(Extracted data entries)
- - - - - - -
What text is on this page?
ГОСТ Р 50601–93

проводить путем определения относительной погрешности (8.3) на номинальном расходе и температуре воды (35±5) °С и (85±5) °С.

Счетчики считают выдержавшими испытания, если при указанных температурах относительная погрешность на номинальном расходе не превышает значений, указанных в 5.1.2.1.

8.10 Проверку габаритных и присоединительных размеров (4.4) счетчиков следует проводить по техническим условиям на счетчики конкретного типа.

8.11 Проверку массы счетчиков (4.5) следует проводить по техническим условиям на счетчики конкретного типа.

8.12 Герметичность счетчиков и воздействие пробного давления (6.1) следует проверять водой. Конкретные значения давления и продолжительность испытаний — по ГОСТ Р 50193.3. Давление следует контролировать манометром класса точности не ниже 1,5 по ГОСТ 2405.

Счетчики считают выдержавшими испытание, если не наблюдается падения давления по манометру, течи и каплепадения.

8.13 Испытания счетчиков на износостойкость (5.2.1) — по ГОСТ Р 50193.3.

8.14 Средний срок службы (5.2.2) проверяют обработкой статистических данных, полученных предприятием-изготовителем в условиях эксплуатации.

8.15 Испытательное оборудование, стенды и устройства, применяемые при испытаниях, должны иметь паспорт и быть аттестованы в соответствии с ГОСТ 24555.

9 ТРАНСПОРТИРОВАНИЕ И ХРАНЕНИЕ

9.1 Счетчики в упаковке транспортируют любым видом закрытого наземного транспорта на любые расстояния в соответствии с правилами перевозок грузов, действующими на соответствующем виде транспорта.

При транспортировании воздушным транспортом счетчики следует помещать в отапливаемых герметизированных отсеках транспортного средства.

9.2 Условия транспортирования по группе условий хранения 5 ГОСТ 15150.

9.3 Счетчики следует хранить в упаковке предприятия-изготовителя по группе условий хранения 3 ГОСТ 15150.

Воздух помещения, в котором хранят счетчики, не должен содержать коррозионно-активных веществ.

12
- - - - - - -
Above are the records. Copy every line in them holding "номинальном".

> **FINISHED TASK**:
проводить путем определения относительной погрешности (8.3) на номинальном расходе и температуре воды (35±5) °С и (85±5) °С.
Счетчики считают выдержавшими испытания, если при указанных температурах относительная погрешность на номинальном расходе не превышает значений, указанных в 5.1.2.1.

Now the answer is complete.